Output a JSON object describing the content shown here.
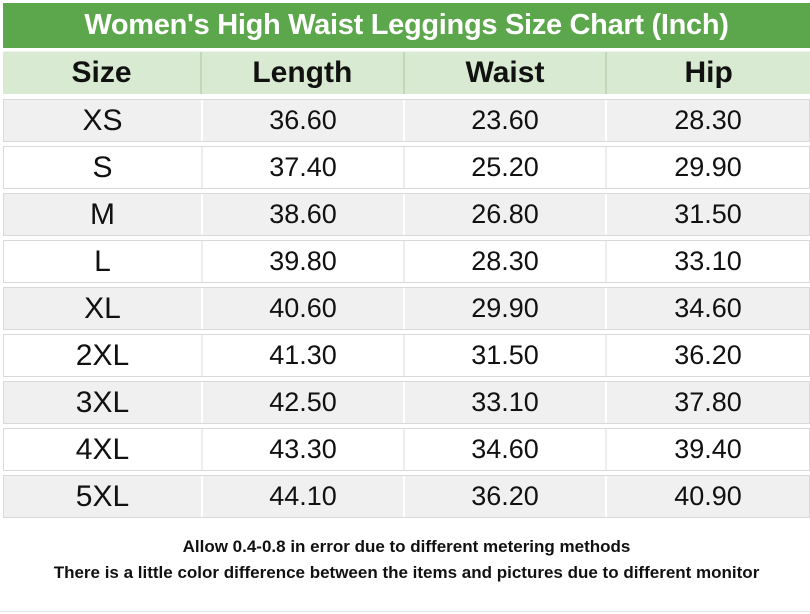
{
  "title": "Women's High Waist Leggings Size Chart (Inch)",
  "table": {
    "columns": [
      "Size",
      "Length",
      "Waist",
      "Hip"
    ],
    "rows": [
      {
        "size": "XS",
        "length": "36.60",
        "waist": "23.60",
        "hip": "28.30"
      },
      {
        "size": "S",
        "length": "37.40",
        "waist": "25.20",
        "hip": "29.90"
      },
      {
        "size": "M",
        "length": "38.60",
        "waist": "26.80",
        "hip": "31.50"
      },
      {
        "size": "L",
        "length": "39.80",
        "waist": "28.30",
        "hip": "33.10"
      },
      {
        "size": "XL",
        "length": "40.60",
        "waist": "29.90",
        "hip": "34.60"
      },
      {
        "size": "2XL",
        "length": "41.30",
        "waist": "31.50",
        "hip": "36.20"
      },
      {
        "size": "3XL",
        "length": "42.50",
        "waist": "33.10",
        "hip": "37.80"
      },
      {
        "size": "4XL",
        "length": "43.30",
        "waist": "34.60",
        "hip": "39.40"
      },
      {
        "size": "5XL",
        "length": "44.10",
        "waist": "36.20",
        "hip": "40.90"
      }
    ]
  },
  "notes": [
    "Allow 0.4-0.8 in error due to different metering methods",
    "There is a little color difference between the items and pictures due to different monitor"
  ],
  "colors": {
    "title_bg": "#5ca74b",
    "title_text": "#ffffff",
    "header_bg": "#d9ead2",
    "header_separator": "#c3d8b8",
    "row_alt_bg": "#f0f0f0",
    "row_bg": "#ffffff",
    "grid_line": "#d9d9d9",
    "body_text": "#111111"
  },
  "chart_data": {
    "type": "table",
    "title": "Women's High Waist Leggings Size Chart (Inch)",
    "units": "Inch",
    "columns": [
      "Size",
      "Length",
      "Waist",
      "Hip"
    ],
    "rows": [
      [
        "XS",
        36.6,
        23.6,
        28.3
      ],
      [
        "S",
        37.4,
        25.2,
        29.9
      ],
      [
        "M",
        38.6,
        26.8,
        31.5
      ],
      [
        "L",
        39.8,
        28.3,
        33.1
      ],
      [
        "XL",
        40.6,
        29.9,
        34.6
      ],
      [
        "2XL",
        41.3,
        31.5,
        36.2
      ],
      [
        "3XL",
        42.5,
        33.1,
        37.8
      ],
      [
        "4XL",
        43.3,
        34.6,
        39.4
      ],
      [
        "5XL",
        44.1,
        36.2,
        40.9
      ]
    ],
    "annotations": [
      "Allow 0.4-0.8 in error due to different metering methods",
      "There is a little color difference between the items and pictures due to different monitor"
    ]
  }
}
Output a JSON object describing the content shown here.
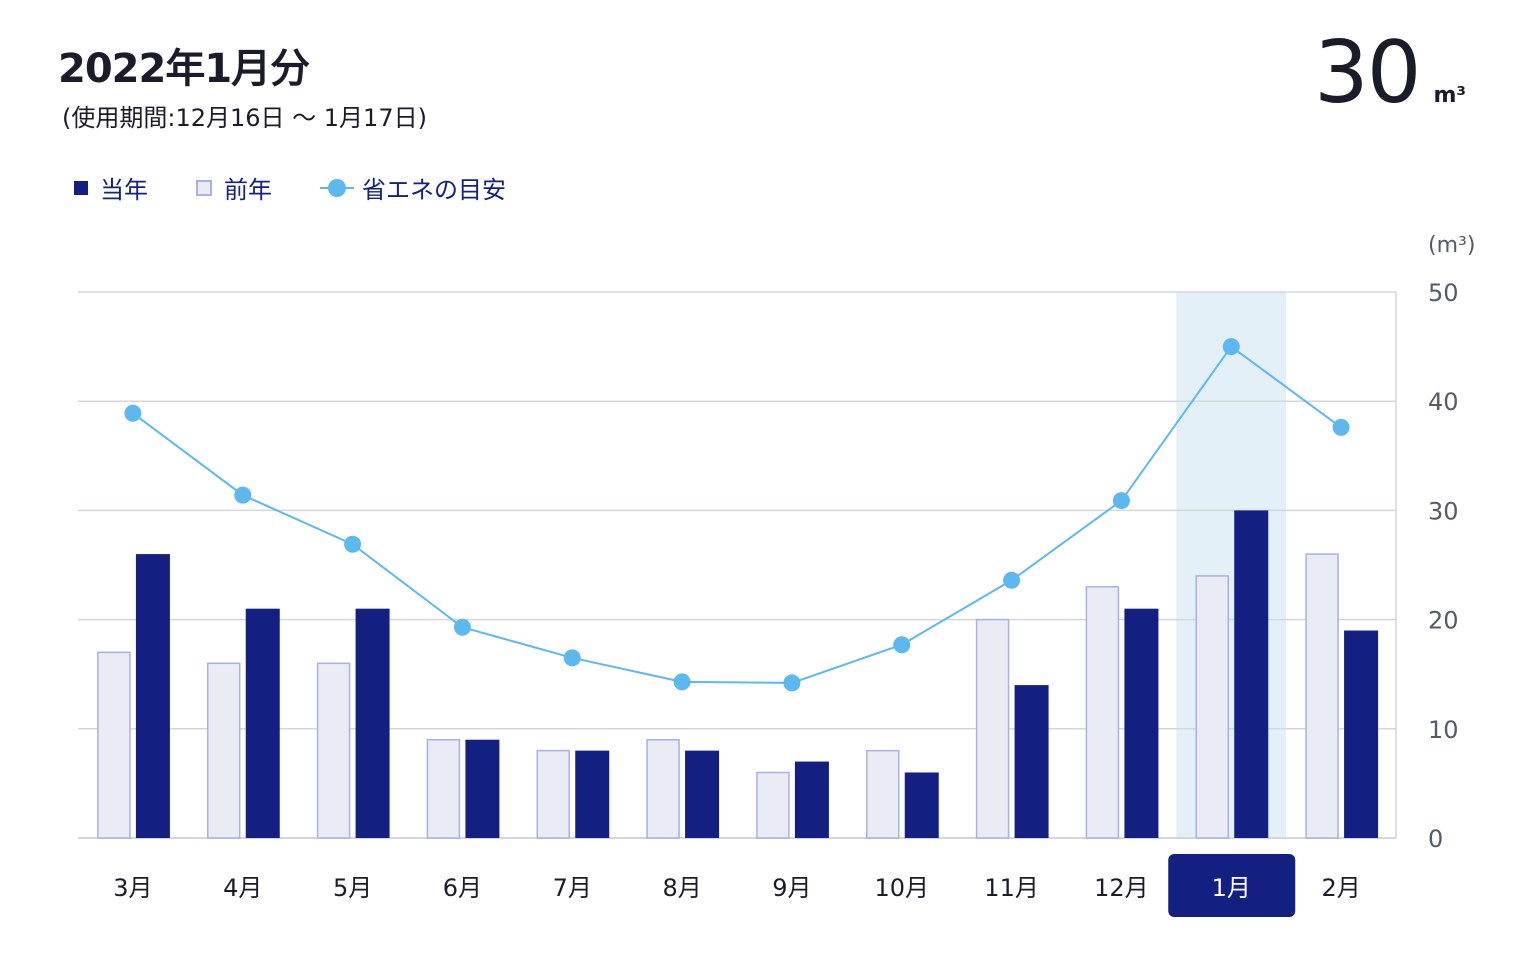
{
  "header": {
    "title": "2022年1月分",
    "period": "(使用期間:12月16日 〜 1月17日)",
    "usage_value": "30",
    "usage_unit": "m³"
  },
  "legend": {
    "current": "当年",
    "previous": "前年",
    "target": "省エネの目安"
  },
  "colors": {
    "current": "#141f82",
    "previous_fill": "#e9ebf5",
    "previous_stroke": "#a9b0e3",
    "target": "#5db8f0",
    "highlight": "#e3f0f8",
    "grid": "#d4d6dd"
  },
  "chart_data": {
    "type": "bar",
    "categories": [
      "3月",
      "4月",
      "5月",
      "6月",
      "7月",
      "8月",
      "9月",
      "10月",
      "11月",
      "12月",
      "1月",
      "2月"
    ],
    "series": [
      {
        "name": "前年",
        "values": [
          17,
          16,
          16,
          9,
          8,
          9,
          6,
          8,
          20,
          23,
          24,
          26
        ]
      },
      {
        "name": "当年",
        "values": [
          26,
          21,
          21,
          9,
          8,
          8,
          7,
          6,
          14,
          21,
          30,
          19
        ]
      },
      {
        "name": "省エネの目安",
        "type": "line",
        "values": [
          38.9,
          31.4,
          26.9,
          19.3,
          16.5,
          14.3,
          14.2,
          17.7,
          23.6,
          30.9,
          45.0,
          37.6
        ]
      }
    ],
    "ylim": [
      0,
      50
    ],
    "yticks": [
      0,
      10,
      20,
      30,
      40,
      50
    ],
    "yunit": "(m³)",
    "highlight_category": "1月",
    "grid": true,
    "legend_position": "top-left"
  }
}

» TASK TO CARRY OUT: Pull out the lines above in which the word "pictures" appears.

» RESULT BELOW:
    "There is a little color difference between the items and pictures due to different monitor"
      "There is a little color difference between the items and pictures due to different monitor"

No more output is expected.